**Aim:** Copy out each line of the material in which the word "الجسد" appears.

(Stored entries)
○ ○ ○ ○ ○
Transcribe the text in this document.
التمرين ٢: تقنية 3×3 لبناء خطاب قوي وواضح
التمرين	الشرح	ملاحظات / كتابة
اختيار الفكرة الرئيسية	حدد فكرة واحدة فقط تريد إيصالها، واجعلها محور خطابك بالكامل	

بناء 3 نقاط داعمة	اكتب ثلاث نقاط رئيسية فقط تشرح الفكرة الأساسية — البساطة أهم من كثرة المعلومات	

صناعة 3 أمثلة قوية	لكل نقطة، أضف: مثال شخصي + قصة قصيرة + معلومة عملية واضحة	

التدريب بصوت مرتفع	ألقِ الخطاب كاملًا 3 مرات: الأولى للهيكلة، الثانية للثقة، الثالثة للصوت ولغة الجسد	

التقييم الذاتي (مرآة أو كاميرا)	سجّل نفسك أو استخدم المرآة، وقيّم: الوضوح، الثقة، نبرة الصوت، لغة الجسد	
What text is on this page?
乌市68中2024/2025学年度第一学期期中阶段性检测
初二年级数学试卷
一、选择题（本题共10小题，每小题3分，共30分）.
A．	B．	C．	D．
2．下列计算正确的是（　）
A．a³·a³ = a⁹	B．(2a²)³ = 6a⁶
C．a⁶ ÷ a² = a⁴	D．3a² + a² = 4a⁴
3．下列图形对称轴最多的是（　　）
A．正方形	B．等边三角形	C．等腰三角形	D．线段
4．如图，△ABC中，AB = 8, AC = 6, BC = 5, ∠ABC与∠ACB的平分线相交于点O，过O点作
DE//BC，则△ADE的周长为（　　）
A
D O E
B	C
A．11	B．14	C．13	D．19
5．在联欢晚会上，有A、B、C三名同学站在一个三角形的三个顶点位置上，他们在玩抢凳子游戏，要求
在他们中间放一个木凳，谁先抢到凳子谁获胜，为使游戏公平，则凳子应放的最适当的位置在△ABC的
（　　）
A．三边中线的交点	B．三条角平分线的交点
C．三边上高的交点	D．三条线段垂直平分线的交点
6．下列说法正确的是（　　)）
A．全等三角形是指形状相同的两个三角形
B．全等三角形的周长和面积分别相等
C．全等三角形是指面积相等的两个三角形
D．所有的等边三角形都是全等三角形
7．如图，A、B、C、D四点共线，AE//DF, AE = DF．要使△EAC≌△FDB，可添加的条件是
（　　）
○ ○ ○ ○ ○
**Result:**
التدريب بصوت مرتفع	ألقِ الخطاب كاملًا 3 مرات: الأولى للهيكلة، الثانية للثقة، الثالثة للصوت ولغة الجسد	
التقييم الذاتي (مرآة أو كاميرا)	سجّل نفسك أو استخدم المرآة، وقيّم: الوضوح، الثقة، نبرة الصوت، لغة الجسد	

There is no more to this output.